**Instruction:** Give the listing again character for character, but drop the images.

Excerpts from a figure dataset
==========
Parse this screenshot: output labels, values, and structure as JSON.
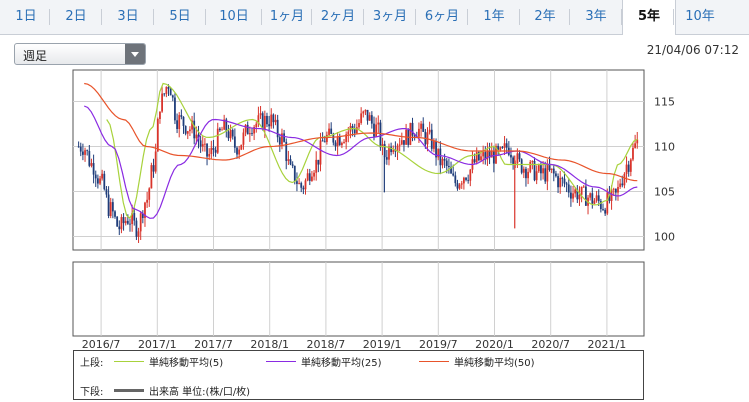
{
  "tabs": [
    {
      "label": "1日"
    },
    {
      "label": "2日"
    },
    {
      "label": "3日"
    },
    {
      "label": "5日"
    },
    {
      "label": "10日"
    },
    {
      "label": "1ヶ月"
    },
    {
      "label": "2ヶ月"
    },
    {
      "label": "3ヶ月"
    },
    {
      "label": "6ヶ月"
    },
    {
      "label": "1年"
    },
    {
      "label": "2年"
    },
    {
      "label": "3年"
    },
    {
      "label": "5年"
    },
    {
      "label": "10年"
    }
  ],
  "active_tab": "5年",
  "period_select": {
    "value": "週足"
  },
  "timestamp": "21/04/06 07:12",
  "legend": {
    "upper_label": "上段:",
    "lower_label": "下段:",
    "ma5": "単純移動平均(5)",
    "ma25": "単純移動平均(25)",
    "ma50": "単純移動平均(50)",
    "volume": "出来高 単位:(株/口/枚)"
  },
  "colors": {
    "up": "#d9342b",
    "down": "#1f3d7a",
    "ma5": "#a8d23c",
    "ma25": "#8a2be2",
    "ma50": "#e8542b",
    "volume": "#666666"
  },
  "chart_data": {
    "type": "candlestick",
    "x_ticks": [
      "2016/7",
      "2017/1",
      "2017/7",
      "2018/1",
      "2018/7",
      "2019/1",
      "2019/7",
      "2020/1",
      "2020/7",
      "2021/1"
    ],
    "y_ticks": [
      100,
      105,
      110,
      115
    ],
    "ylim": [
      98.5,
      118.5
    ],
    "series": [
      {
        "name": "単純移動平均(5)",
        "anchors": [
          [
            2016.55,
            113
          ],
          [
            2016.75,
            102
          ],
          [
            2016.95,
            112
          ],
          [
            2017.05,
            117
          ],
          [
            2017.45,
            111
          ],
          [
            2017.85,
            113
          ],
          [
            2018.2,
            106
          ],
          [
            2018.45,
            111
          ],
          [
            2018.75,
            112
          ],
          [
            2019.0,
            110
          ],
          [
            2019.5,
            107
          ],
          [
            2019.8,
            109
          ],
          [
            2020.0,
            110
          ],
          [
            2020.1,
            108
          ],
          [
            2020.5,
            108
          ],
          [
            2020.9,
            103.5
          ],
          [
            2021.0,
            104
          ],
          [
            2021.1,
            108
          ],
          [
            2021.27,
            110.8
          ]
        ]
      },
      {
        "name": "単純移動平均(25)",
        "anchors": [
          [
            2016.35,
            114.5
          ],
          [
            2016.6,
            110
          ],
          [
            2016.8,
            103
          ],
          [
            2016.95,
            102
          ],
          [
            2017.2,
            108
          ],
          [
            2017.5,
            113
          ],
          [
            2017.9,
            112
          ],
          [
            2018.2,
            111
          ],
          [
            2018.6,
            109
          ],
          [
            2018.9,
            111
          ],
          [
            2019.2,
            112
          ],
          [
            2019.5,
            109
          ],
          [
            2019.8,
            108
          ],
          [
            2020.0,
            109
          ],
          [
            2020.2,
            109.5
          ],
          [
            2020.5,
            108
          ],
          [
            2020.9,
            105.5
          ],
          [
            2021.1,
            104.5
          ],
          [
            2021.27,
            105.5
          ]
        ]
      },
      {
        "name": "単純移動平均(50)",
        "anchors": [
          [
            2016.35,
            117
          ],
          [
            2016.7,
            113
          ],
          [
            2016.9,
            110
          ],
          [
            2017.2,
            109
          ],
          [
            2017.6,
            108.5
          ],
          [
            2018.0,
            110
          ],
          [
            2018.5,
            111
          ],
          [
            2018.9,
            111.5
          ],
          [
            2019.3,
            111
          ],
          [
            2019.8,
            109.5
          ],
          [
            2020.2,
            109.5
          ],
          [
            2020.6,
            108.5
          ],
          [
            2021.0,
            107
          ],
          [
            2021.27,
            106.2
          ]
        ]
      },
      {
        "name": "candles",
        "anchors": [
          [
            2016.34,
            110
          ],
          [
            2016.42,
            108
          ],
          [
            2016.5,
            106
          ],
          [
            2016.58,
            103
          ],
          [
            2016.66,
            101
          ],
          [
            2016.74,
            102
          ],
          [
            2016.82,
            101
          ],
          [
            2016.9,
            104
          ],
          [
            2016.97,
            108
          ],
          [
            2017.03,
            115
          ],
          [
            2017.1,
            117
          ],
          [
            2017.18,
            113
          ],
          [
            2017.3,
            112
          ],
          [
            2017.45,
            109
          ],
          [
            2017.6,
            112
          ],
          [
            2017.7,
            110
          ],
          [
            2017.85,
            112.5
          ],
          [
            2018.0,
            113
          ],
          [
            2018.1,
            111
          ],
          [
            2018.2,
            107
          ],
          [
            2018.28,
            105.5
          ],
          [
            2018.4,
            108
          ],
          [
            2018.5,
            111
          ],
          [
            2018.6,
            111
          ],
          [
            2018.75,
            112
          ],
          [
            2018.85,
            113.5
          ],
          [
            2018.95,
            112
          ],
          [
            2019.02,
            109
          ],
          [
            2019.1,
            110.5
          ],
          [
            2019.2,
            111
          ],
          [
            2019.3,
            112
          ],
          [
            2019.4,
            111
          ],
          [
            2019.55,
            108
          ],
          [
            2019.65,
            106
          ],
          [
            2019.75,
            107
          ],
          [
            2019.85,
            108.5
          ],
          [
            2019.95,
            109
          ],
          [
            2020.05,
            109
          ],
          [
            2020.12,
            110
          ],
          [
            2020.18,
            109
          ],
          [
            2020.22,
            108
          ],
          [
            2020.3,
            107.5
          ],
          [
            2020.4,
            107
          ],
          [
            2020.5,
            107
          ],
          [
            2020.6,
            106
          ],
          [
            2020.7,
            105
          ],
          [
            2020.8,
            104.5
          ],
          [
            2020.9,
            104
          ],
          [
            2020.97,
            103.5
          ],
          [
            2021.02,
            104
          ],
          [
            2021.08,
            104.5
          ],
          [
            2021.13,
            106.5
          ],
          [
            2021.18,
            108
          ],
          [
            2021.23,
            109.5
          ],
          [
            2021.27,
            110.5
          ]
        ]
      }
    ]
  }
}
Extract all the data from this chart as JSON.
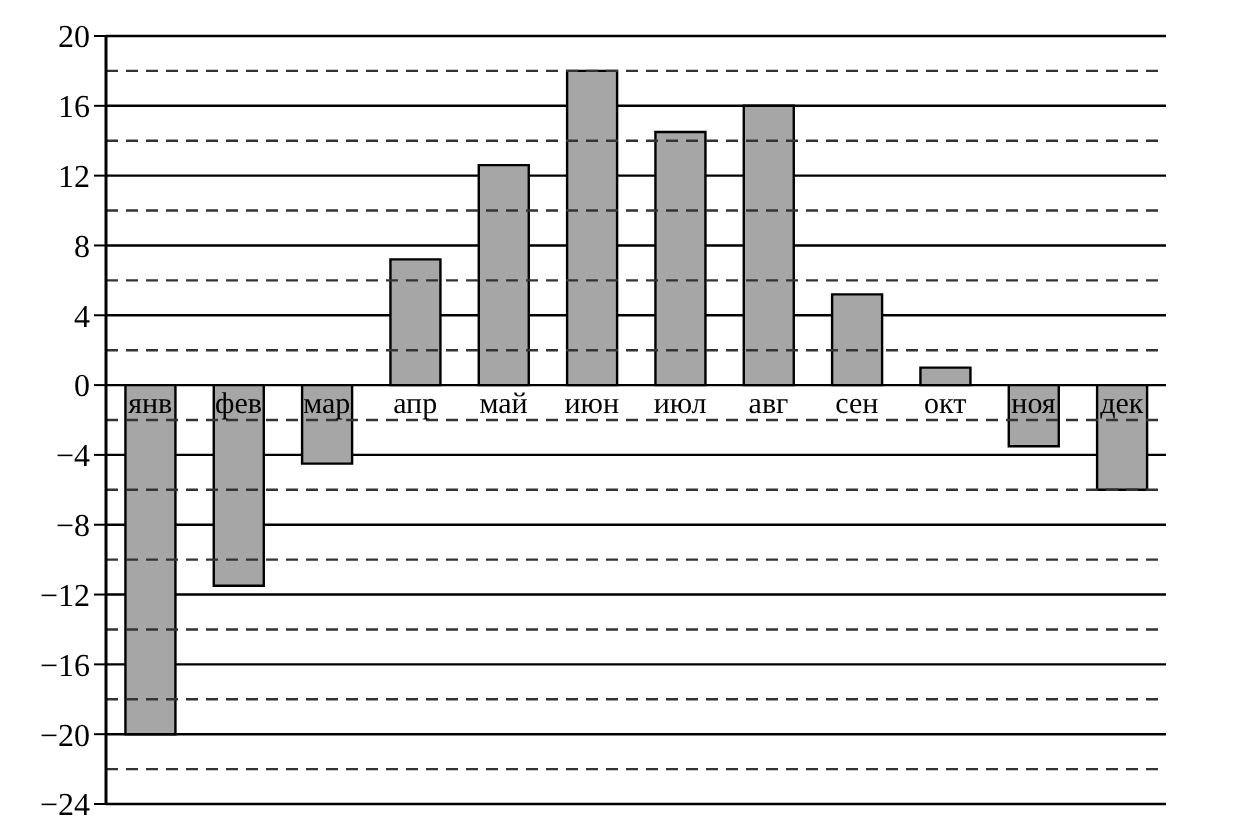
{
  "chart_data": {
    "type": "bar",
    "categories": [
      "янв",
      "фев",
      "мар",
      "апр",
      "май",
      "июн",
      "июл",
      "авг",
      "сен",
      "окт",
      "ноя",
      "дек"
    ],
    "values": [
      -20,
      -11.5,
      -4.5,
      7.2,
      12.6,
      18,
      14.5,
      16,
      5.2,
      1,
      -3.5,
      -6
    ],
    "color": "#a6a6a6",
    "ylim": [
      -24,
      20
    ],
    "yticks": [
      -24,
      -20,
      -16,
      -12,
      -8,
      -4,
      0,
      4,
      8,
      12,
      16,
      20
    ],
    "grid": "y",
    "ref_lines": [
      {
        "axis": "y",
        "value": -22,
        "line_style": "dashed"
      },
      {
        "axis": "y",
        "value": -18,
        "line_style": "dashed"
      },
      {
        "axis": "y",
        "value": -14,
        "line_style": "dashed"
      },
      {
        "axis": "y",
        "value": -10,
        "line_style": "dashed"
      },
      {
        "axis": "y",
        "value": -6,
        "line_style": "dashed"
      },
      {
        "axis": "y",
        "value": -2,
        "line_style": "dashed"
      },
      {
        "axis": "y",
        "value": 2,
        "line_style": "dashed"
      },
      {
        "axis": "y",
        "value": 6,
        "line_style": "dashed"
      },
      {
        "axis": "y",
        "value": 10,
        "line_style": "dashed"
      },
      {
        "axis": "y",
        "value": 14,
        "line_style": "dashed"
      },
      {
        "axis": "y",
        "value": 18,
        "line_style": "dashed"
      }
    ]
  }
}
==========
**Complete answer:**
Parse this screenshot: output labels, values, and structure as JSON.
{
  "tabs": [
    {
      "label": "1日"
    },
    {
      "label": "2日"
    },
    {
      "label": "3日"
    },
    {
      "label": "5日"
    },
    {
      "label": "10日"
    },
    {
      "label": "1ヶ月"
    },
    {
      "label": "2ヶ月"
    },
    {
      "label": "3ヶ月"
    },
    {
      "label": "6ヶ月"
    },
    {
      "label": "1年"
    },
    {
      "label": "2年"
    },
    {
      "label": "3年"
    },
    {
      "label": "5年"
    },
    {
      "label": "10年"
    }
  ],
  "active_tab": "5年",
  "period_select": {
    "value": "週足"
  },
  "timestamp": "21/04/06 07:12",
  "legend": {
    "upper_label": "上段:",
    "lower_label": "下段:",
    "ma5": "単純移動平均(5)",
    "ma25": "単純移動平均(25)",
    "ma50": "単純移動平均(50)",
    "volume": "出来高 単位:(株/口/枚)"
  },
  "colors": {
    "up": "#d9342b",
    "down": "#1f3d7a",
    "ma5": "#a8d23c",
    "ma25": "#8a2be2",
    "ma50": "#e8542b",
    "volume": "#666666"
  },
  "chart_data": {
    "type": "candlestick",
    "x_ticks": [
      "2016/7",
      "2017/1",
      "2017/7",
      "2018/1",
      "2018/7",
      "2019/1",
      "2019/7",
      "2020/1",
      "2020/7",
      "2021/1"
    ],
    "y_ticks": [
      100,
      105,
      110,
      115
    ],
    "ylim": [
      98.5,
      118.5
    ],
    "series": [
      {
        "name": "単純移動平均(5)",
        "anchors": [
          [
            2016.55,
            113
          ],
          [
            2016.75,
            102
          ],
          [
            2016.95,
            112
          ],
          [
            2017.05,
            117
          ],
          [
            2017.45,
            111
          ],
          [
            2017.85,
            113
          ],
          [
            2018.2,
            106
          ],
          [
            2018.45,
            111
          ],
          [
            2018.75,
            112
          ],
          [
            2019.0,
            110
          ],
          [
            2019.5,
            107
          ],
          [
            2019.8,
            109
          ],
          [
            2020.0,
            110
          ],
          [
            2020.1,
            108
          ],
          [
            2020.5,
            108
          ],
          [
            2020.9,
            103.5
          ],
          [
            2021.0,
            104
          ],
          [
            2021.1,
            108
          ],
          [
            2021.27,
            110.8
          ]
        ]
      },
      {
        "name": "単純移動平均(25)",
        "anchors": [
          [
            2016.35,
            114.5
          ],
          [
            2016.6,
            110
          ],
          [
            2016.8,
            103
          ],
          [
            2016.95,
            102
          ],
          [
            2017.2,
            108
          ],
          [
            2017.5,
            113
          ],
          [
            2017.9,
            112
          ],
          [
            2018.2,
            111
          ],
          [
            2018.6,
            109
          ],
          [
            2018.9,
            111
          ],
          [
            2019.2,
            112
          ],
          [
            2019.5,
            109
          ],
          [
            2019.8,
            108
          ],
          [
            2020.0,
            109
          ],
          [
            2020.2,
            109.5
          ],
          [
            2020.5,
            108
          ],
          [
            2020.9,
            105.5
          ],
          [
            2021.1,
            104.5
          ],
          [
            2021.27,
            105.5
          ]
        ]
      },
      {
        "name": "単純移動平均(50)",
        "anchors": [
          [
            2016.35,
            117
          ],
          [
            2016.7,
            113
          ],
          [
            2016.9,
            110
          ],
          [
            2017.2,
            109
          ],
          [
            2017.6,
            108.5
          ],
          [
            2018.0,
            110
          ],
          [
            2018.5,
            111
          ],
          [
            2018.9,
            111.5
          ],
          [
            2019.3,
            111
          ],
          [
            2019.8,
            109.5
          ],
          [
            2020.2,
            109.5
          ],
          [
            2020.6,
            108.5
          ],
          [
            2021.0,
            107
          ],
          [
            2021.27,
            106.2
          ]
        ]
      },
      {
        "name": "candles",
        "anchors": [
          [
            2016.34,
            110
          ],
          [
            2016.42,
            108
          ],
          [
            2016.5,
            106
          ],
          [
            2016.58,
            103
          ],
          [
            2016.66,
            101
          ],
          [
            2016.74,
            102
          ],
          [
            2016.82,
            101
          ],
          [
            2016.9,
            104
          ],
          [
            2016.97,
            108
          ],
          [
            2017.03,
            115
          ],
          [
            2017.1,
            117
          ],
          [
            2017.18,
            113
          ],
          [
            2017.3,
            112
          ],
          [
            2017.45,
            109
          ],
          [
            2017.6,
            112
          ],
          [
            2017.7,
            110
          ],
          [
            2017.85,
            112.5
          ],
          [
            2018.0,
            113
          ],
          [
            2018.1,
            111
          ],
          [
            2018.2,
            107
          ],
          [
            2018.28,
            105.5
          ],
          [
            2018.4,
            108
          ],
          [
            2018.5,
            111
          ],
          [
            2018.6,
            111
          ],
          [
            2018.75,
            112
          ],
          [
            2018.85,
            113.5
          ],
          [
            2018.95,
            112
          ],
          [
            2019.02,
            109
          ],
          [
            2019.1,
            110.5
          ],
          [
            2019.2,
            111
          ],
          [
            2019.3,
            112
          ],
          [
            2019.4,
            111
          ],
          [
            2019.55,
            108
          ],
          [
            2019.65,
            106
          ],
          [
            2019.75,
            107
          ],
          [
            2019.85,
            108.5
          ],
          [
            2019.95,
            109
          ],
          [
            2020.05,
            109
          ],
          [
            2020.12,
            110
          ],
          [
            2020.18,
            109
          ],
          [
            2020.22,
            108
          ],
          [
            2020.3,
            107.5
          ],
          [
            2020.4,
            107
          ],
          [
            2020.5,
            107
          ],
          [
            2020.6,
            106
          ],
          [
            2020.7,
            105
          ],
          [
            2020.8,
            104.5
          ],
          [
            2020.9,
            104
          ],
          [
            2020.97,
            103.5
          ],
          [
            2021.02,
            104
          ],
          [
            2021.08,
            104.5
          ],
          [
            2021.13,
            106.5
          ],
          [
            2021.18,
            108
          ],
          [
            2021.23,
            109.5
          ],
          [
            2021.27,
            110.5
          ]
        ]
      }
    ]
  }
}
Extract all the data from this chart as JSON.
{
  "chart_data": {
    "type": "bar",
    "categories": [
      "янв",
      "фев",
      "мар",
      "апр",
      "май",
      "июн",
      "июл",
      "авг",
      "сен",
      "окт",
      "ноя",
      "дек"
    ],
    "values": [
      -20,
      -11.5,
      -4.5,
      7.2,
      12.6,
      18,
      14.5,
      16,
      5.2,
      1,
      -3.5,
      -6
    ],
    "color": "#a6a6a6",
    "ylim": [
      -24,
      20
    ],
    "yticks": [
      -24,
      -20,
      -16,
      -12,
      -8,
      -4,
      0,
      4,
      8,
      12,
      16,
      20
    ],
    "grid": "y",
    "ref_lines": [
      {
        "axis": "y",
        "value": -22,
        "line_style": "dashed"
      },
      {
        "axis": "y",
        "value": -18,
        "line_style": "dashed"
      },
      {
        "axis": "y",
        "value": -14,
        "line_style": "dashed"
      },
      {
        "axis": "y",
        "value": -10,
        "line_style": "dashed"
      },
      {
        "axis": "y",
        "value": -6,
        "line_style": "dashed"
      },
      {
        "axis": "y",
        "value": -2,
        "line_style": "dashed"
      },
      {
        "axis": "y",
        "value": 2,
        "line_style": "dashed"
      },
      {
        "axis": "y",
        "value": 6,
        "line_style": "dashed"
      },
      {
        "axis": "y",
        "value": 10,
        "line_style": "dashed"
      },
      {
        "axis": "y",
        "value": 14,
        "line_style": "dashed"
      },
      {
        "axis": "y",
        "value": 18,
        "line_style": "dashed"
      }
    ]
  }
}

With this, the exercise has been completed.